• [PROBLEM TO WORK ON] Copy out all the entries exactly.

• [Dataset rows about figures]
------------------------------

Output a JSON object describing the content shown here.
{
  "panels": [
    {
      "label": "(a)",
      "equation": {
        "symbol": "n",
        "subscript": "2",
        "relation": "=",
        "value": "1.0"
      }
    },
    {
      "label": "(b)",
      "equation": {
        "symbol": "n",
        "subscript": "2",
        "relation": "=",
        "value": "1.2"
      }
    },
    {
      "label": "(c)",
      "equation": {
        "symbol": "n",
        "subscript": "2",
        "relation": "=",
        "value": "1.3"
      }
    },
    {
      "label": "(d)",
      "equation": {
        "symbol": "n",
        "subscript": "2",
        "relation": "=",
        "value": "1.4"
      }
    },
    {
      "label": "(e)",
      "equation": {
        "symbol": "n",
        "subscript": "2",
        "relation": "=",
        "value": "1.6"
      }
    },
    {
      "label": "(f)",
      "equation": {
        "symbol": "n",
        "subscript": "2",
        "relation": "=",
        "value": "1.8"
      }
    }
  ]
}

------------------------------

• [TASK RESPONSE]
Output a JSON object describing the content shown here.
{
  "panels": [
    {
      "label": "(a)",
      "equation": {
        "symbol": "n",
        "subscript": "2",
        "relation": "=",
        "value": "1.0"
      }
    },
    {
      "label": "(b)",
      "equation": {
        "symbol": "n",
        "subscript": "2",
        "relation": "=",
        "value": "1.2"
      }
    },
    {
      "label": "(c)",
      "equation": {
        "symbol": "n",
        "subscript": "2",
        "relation": "=",
        "value": "1.3"
      }
    },
    {
      "label": "(d)",
      "equation": {
        "symbol": "n",
        "subscript": "2",
        "relation": "=",
        "value": "1.4"
      }
    },
    {
      "label": "(e)",
      "equation": {
        "symbol": "n",
        "subscript": "2",
        "relation": "=",
        "value": "1.6"
      }
    },
    {
      "label": "(f)",
      "equation": {
        "symbol": "n",
        "subscript": "2",
        "relation": "=",
        "value": "1.8"
      }
    }
  ]
}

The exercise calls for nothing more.